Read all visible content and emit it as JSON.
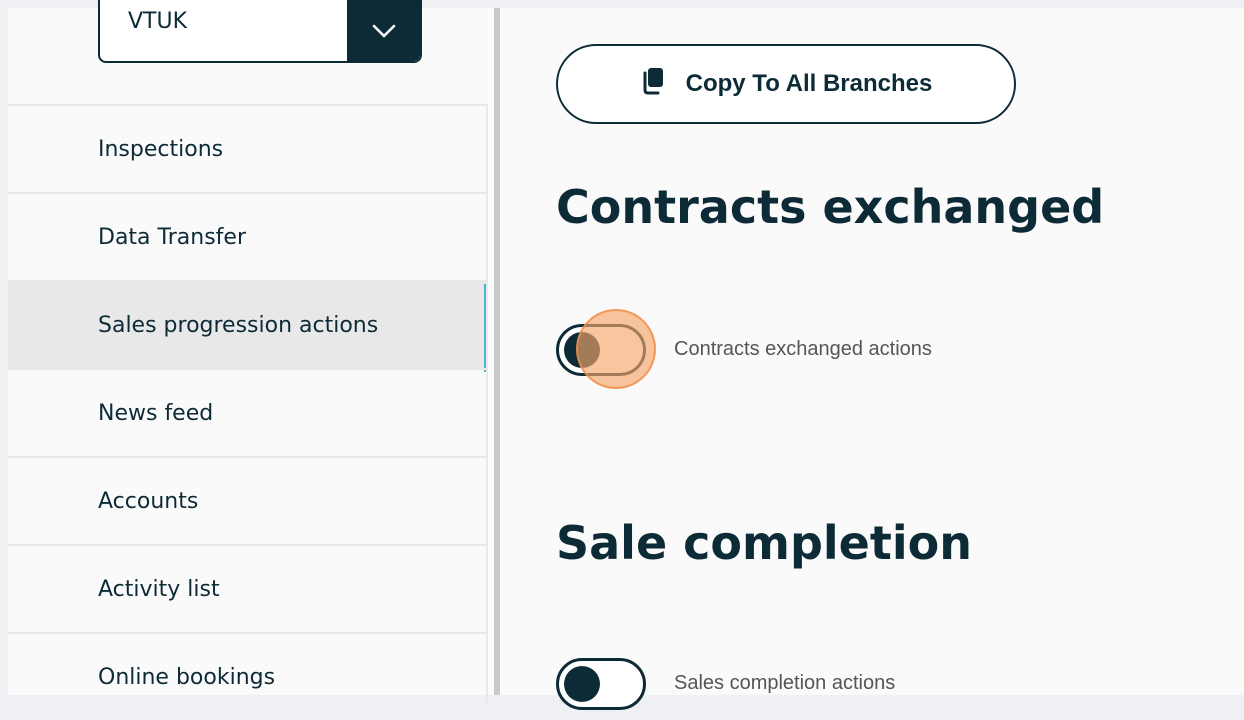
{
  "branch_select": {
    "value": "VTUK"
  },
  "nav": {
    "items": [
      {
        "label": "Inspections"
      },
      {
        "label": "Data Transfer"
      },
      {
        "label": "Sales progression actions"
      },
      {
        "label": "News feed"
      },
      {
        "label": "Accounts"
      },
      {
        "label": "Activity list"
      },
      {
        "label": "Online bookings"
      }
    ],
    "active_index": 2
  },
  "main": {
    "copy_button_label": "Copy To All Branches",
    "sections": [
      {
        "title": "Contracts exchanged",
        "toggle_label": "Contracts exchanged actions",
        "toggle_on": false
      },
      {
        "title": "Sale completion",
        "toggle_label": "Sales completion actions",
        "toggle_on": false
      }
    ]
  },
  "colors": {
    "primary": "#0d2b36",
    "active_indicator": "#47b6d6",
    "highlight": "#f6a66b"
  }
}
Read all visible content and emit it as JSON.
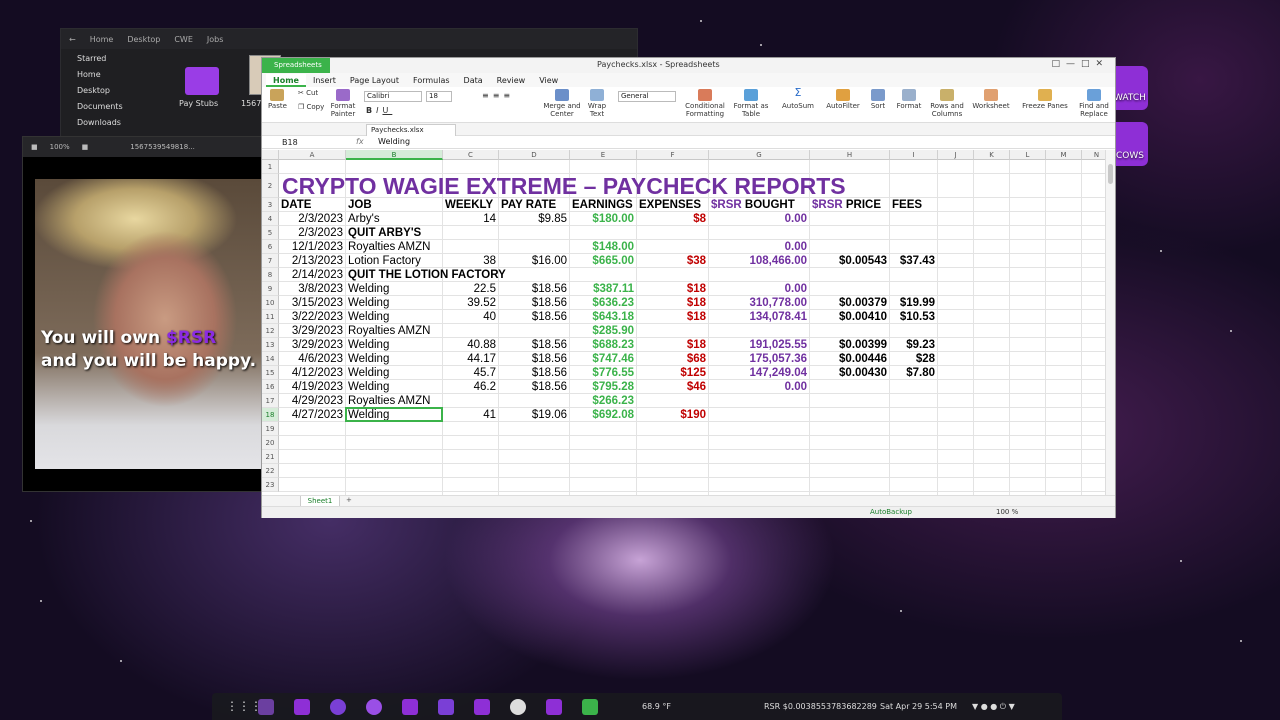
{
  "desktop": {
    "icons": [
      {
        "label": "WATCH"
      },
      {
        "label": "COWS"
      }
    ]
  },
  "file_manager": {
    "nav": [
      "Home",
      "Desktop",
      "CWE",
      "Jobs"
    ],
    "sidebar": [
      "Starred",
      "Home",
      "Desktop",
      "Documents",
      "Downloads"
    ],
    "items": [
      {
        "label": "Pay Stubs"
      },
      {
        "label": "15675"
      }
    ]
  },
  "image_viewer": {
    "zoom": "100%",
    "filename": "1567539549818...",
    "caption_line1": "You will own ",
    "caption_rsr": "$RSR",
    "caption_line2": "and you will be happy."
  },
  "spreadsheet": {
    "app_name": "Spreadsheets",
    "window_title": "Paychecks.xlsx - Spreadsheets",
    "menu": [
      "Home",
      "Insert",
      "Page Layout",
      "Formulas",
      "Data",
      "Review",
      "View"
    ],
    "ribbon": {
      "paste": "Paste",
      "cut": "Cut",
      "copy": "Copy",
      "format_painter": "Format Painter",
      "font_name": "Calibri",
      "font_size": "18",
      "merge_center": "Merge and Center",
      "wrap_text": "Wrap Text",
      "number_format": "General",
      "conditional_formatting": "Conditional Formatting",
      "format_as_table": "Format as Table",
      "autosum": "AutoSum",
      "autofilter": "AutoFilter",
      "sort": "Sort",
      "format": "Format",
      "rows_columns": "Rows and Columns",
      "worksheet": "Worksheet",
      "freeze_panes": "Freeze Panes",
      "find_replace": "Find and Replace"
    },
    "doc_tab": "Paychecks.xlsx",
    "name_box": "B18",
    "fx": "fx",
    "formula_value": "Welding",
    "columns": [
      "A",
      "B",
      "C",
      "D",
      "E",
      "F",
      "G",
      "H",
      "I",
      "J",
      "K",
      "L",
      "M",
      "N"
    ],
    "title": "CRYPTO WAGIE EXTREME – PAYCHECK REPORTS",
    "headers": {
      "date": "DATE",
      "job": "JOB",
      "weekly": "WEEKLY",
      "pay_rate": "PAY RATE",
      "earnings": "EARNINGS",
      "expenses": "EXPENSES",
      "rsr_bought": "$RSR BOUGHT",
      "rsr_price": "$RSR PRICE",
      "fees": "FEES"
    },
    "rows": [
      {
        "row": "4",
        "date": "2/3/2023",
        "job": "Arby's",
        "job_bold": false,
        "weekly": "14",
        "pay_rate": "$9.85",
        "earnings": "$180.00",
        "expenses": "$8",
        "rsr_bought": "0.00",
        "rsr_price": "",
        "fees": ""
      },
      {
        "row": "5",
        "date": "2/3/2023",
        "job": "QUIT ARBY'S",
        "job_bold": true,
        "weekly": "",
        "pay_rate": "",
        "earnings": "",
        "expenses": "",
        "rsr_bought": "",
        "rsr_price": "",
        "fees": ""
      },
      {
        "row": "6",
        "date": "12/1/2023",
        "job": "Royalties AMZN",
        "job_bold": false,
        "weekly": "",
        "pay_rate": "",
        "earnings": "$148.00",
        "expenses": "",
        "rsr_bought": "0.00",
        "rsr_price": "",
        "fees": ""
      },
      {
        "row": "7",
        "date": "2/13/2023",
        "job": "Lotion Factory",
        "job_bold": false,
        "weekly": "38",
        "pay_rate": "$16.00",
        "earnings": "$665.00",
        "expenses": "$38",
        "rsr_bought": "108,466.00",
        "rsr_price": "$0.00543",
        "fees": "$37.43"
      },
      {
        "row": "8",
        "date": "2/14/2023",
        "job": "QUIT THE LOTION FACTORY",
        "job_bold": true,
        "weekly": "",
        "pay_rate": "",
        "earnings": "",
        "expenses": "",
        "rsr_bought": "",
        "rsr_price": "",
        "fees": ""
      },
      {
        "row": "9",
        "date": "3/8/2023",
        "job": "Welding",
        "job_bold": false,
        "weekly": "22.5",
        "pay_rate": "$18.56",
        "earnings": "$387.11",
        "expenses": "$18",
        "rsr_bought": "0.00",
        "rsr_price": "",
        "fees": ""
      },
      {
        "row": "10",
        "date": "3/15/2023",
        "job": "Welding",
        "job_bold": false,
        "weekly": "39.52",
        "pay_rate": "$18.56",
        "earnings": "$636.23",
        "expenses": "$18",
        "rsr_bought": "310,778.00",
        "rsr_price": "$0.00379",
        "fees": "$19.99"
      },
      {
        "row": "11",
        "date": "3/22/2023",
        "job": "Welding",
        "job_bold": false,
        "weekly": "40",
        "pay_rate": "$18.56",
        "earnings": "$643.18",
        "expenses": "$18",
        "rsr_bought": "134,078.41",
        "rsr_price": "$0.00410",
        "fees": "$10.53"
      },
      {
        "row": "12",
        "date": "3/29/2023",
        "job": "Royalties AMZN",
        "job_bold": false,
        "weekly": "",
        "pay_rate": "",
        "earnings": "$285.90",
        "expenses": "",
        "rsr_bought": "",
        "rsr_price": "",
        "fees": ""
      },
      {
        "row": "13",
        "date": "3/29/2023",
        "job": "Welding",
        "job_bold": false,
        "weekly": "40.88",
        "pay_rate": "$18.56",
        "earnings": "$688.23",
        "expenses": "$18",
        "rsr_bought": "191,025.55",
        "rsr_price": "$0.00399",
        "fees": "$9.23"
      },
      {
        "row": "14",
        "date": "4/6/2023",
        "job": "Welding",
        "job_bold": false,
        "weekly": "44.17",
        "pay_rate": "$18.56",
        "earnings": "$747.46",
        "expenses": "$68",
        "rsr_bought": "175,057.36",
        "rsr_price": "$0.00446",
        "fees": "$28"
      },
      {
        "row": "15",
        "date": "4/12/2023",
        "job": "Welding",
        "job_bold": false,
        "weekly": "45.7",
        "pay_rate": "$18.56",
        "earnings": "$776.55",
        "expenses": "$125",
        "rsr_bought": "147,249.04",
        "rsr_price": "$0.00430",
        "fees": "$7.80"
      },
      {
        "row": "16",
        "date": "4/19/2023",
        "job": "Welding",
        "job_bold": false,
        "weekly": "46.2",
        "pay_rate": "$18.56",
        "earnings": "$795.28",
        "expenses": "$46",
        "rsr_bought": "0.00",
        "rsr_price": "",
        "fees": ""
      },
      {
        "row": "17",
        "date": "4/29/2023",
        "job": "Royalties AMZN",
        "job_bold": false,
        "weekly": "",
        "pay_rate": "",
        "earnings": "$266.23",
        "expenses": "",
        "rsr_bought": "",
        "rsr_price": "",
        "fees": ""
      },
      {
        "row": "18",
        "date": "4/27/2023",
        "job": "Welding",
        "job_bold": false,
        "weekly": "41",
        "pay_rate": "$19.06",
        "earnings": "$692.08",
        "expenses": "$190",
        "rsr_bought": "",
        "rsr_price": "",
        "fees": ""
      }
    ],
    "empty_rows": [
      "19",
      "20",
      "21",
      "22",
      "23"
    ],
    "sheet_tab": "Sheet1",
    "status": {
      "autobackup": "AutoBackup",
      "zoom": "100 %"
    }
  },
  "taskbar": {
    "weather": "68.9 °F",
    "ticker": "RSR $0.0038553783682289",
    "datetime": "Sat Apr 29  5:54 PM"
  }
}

· · · ·

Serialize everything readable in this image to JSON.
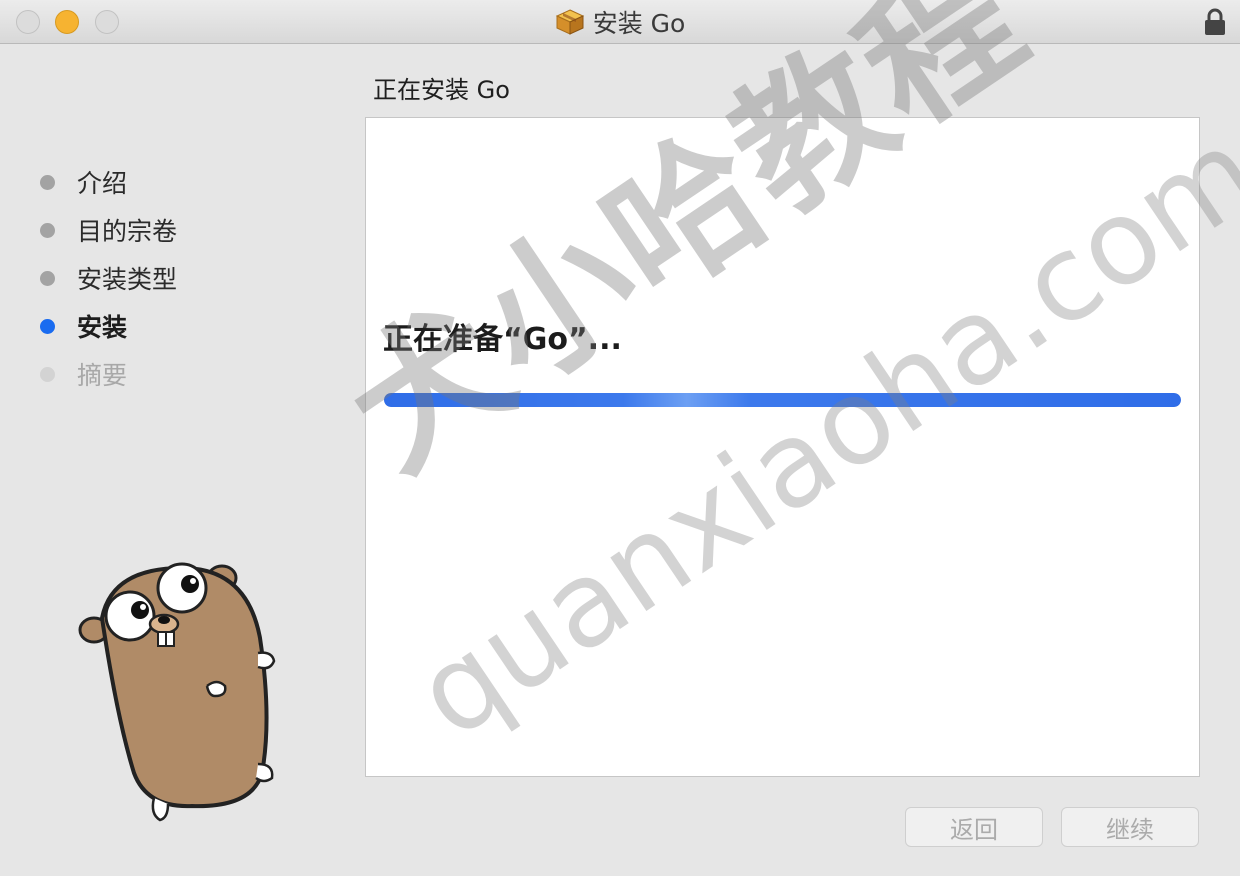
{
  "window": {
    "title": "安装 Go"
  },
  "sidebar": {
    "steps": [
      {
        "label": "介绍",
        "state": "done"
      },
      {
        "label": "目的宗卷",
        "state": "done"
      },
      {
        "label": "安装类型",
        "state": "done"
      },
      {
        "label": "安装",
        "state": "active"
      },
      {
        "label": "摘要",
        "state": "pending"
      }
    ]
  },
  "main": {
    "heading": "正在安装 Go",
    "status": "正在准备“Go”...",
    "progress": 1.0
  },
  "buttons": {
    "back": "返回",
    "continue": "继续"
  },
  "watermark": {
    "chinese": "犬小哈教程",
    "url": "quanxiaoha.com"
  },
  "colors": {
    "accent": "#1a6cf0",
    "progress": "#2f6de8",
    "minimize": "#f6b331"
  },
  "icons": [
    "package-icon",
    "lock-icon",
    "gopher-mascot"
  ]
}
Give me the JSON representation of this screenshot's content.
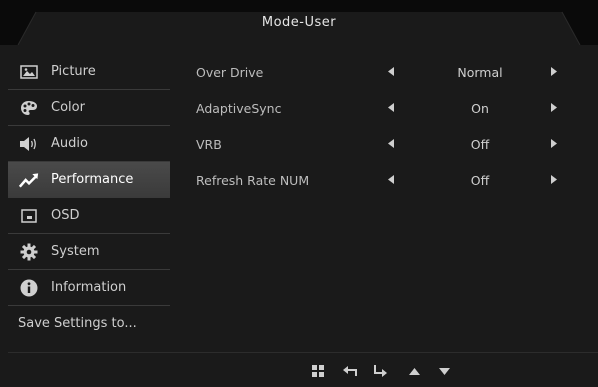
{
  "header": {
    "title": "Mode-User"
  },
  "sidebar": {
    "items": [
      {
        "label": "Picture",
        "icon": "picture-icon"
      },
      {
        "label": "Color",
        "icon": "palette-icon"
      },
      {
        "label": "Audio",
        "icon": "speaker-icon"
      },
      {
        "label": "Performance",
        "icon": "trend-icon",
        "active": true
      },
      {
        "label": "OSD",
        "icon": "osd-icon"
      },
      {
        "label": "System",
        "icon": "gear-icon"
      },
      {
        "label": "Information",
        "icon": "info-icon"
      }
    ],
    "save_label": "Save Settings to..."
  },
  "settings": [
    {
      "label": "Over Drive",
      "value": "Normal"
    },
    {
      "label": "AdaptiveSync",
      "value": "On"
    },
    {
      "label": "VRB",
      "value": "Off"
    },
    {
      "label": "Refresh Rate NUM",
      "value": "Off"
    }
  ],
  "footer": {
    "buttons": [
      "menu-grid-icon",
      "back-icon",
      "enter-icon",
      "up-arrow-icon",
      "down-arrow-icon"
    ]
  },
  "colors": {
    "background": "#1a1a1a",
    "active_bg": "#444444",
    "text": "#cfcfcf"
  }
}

· · · ·

WHAT YOU ARE ASKED TO DO
Search the data above for the word "QUIT", then gather each line in which it appears.

ANSWER TO THE PROBLEM
        "job": "QUIT ARBY'S",
        "job": "QUIT THE LOTION FACTORY",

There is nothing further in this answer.